___ Stored rows ___

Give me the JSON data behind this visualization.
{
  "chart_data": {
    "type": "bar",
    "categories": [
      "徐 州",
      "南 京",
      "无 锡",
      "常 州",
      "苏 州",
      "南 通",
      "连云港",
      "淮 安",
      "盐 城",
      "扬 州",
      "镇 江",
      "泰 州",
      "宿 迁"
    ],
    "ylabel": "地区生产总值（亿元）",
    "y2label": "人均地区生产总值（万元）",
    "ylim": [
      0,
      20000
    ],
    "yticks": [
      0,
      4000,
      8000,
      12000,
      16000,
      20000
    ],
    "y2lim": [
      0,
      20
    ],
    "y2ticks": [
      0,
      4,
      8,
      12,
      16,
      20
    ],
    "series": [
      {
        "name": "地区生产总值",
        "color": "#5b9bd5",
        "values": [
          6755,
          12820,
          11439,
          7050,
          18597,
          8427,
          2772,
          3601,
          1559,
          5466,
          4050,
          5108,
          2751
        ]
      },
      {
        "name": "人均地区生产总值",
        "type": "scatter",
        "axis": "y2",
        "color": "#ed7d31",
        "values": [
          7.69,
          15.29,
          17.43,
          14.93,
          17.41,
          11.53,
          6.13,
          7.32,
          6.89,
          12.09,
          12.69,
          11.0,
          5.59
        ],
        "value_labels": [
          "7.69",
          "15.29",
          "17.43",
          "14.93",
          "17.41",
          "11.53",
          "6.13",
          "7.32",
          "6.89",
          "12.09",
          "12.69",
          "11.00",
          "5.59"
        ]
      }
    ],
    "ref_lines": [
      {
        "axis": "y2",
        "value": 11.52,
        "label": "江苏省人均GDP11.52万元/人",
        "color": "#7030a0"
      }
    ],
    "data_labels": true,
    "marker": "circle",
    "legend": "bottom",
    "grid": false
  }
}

___

• _Your instructions_
Return the material in full, exactly as shown.

• _Problem solution_
Give me the JSON data behind this visualization.
{
  "chart_data": {
    "type": "bar",
    "categories": [
      "徐 州",
      "南 京",
      "无 锡",
      "常 州",
      "苏 州",
      "南 通",
      "连云港",
      "淮 安",
      "盐 城",
      "扬 州",
      "镇 江",
      "泰 州",
      "宿 迁"
    ],
    "ylabel": "地区生产总值（亿元）",
    "y2label": "人均地区生产总值（万元）",
    "ylim": [
      0,
      20000
    ],
    "yticks": [
      0,
      4000,
      8000,
      12000,
      16000,
      20000
    ],
    "y2lim": [
      0,
      20
    ],
    "y2ticks": [
      0,
      4,
      8,
      12,
      16,
      20
    ],
    "series": [
      {
        "name": "地区生产总值",
        "color": "#5b9bd5",
        "values": [
          6755,
          12820,
          11439,
          7050,
          18597,
          8427,
          2772,
          3601,
          1559,
          5466,
          4050,
          5108,
          2751
        ]
      },
      {
        "name": "人均地区生产总值",
        "type": "scatter",
        "axis": "y2",
        "color": "#ed7d31",
        "values": [
          7.69,
          15.29,
          17.43,
          14.93,
          17.41,
          11.53,
          6.13,
          7.32,
          6.89,
          12.09,
          12.69,
          11.0,
          5.59
        ],
        "value_labels": [
          "7.69",
          "15.29",
          "17.43",
          "14.93",
          "17.41",
          "11.53",
          "6.13",
          "7.32",
          "6.89",
          "12.09",
          "12.69",
          "11.00",
          "5.59"
        ]
      }
    ],
    "ref_lines": [
      {
        "axis": "y2",
        "value": 11.52,
        "label": "江苏省人均GDP11.52万元/人",
        "color": "#7030a0"
      }
    ],
    "data_labels": true,
    "marker": "circle",
    "legend": "bottom",
    "grid": false
  }
}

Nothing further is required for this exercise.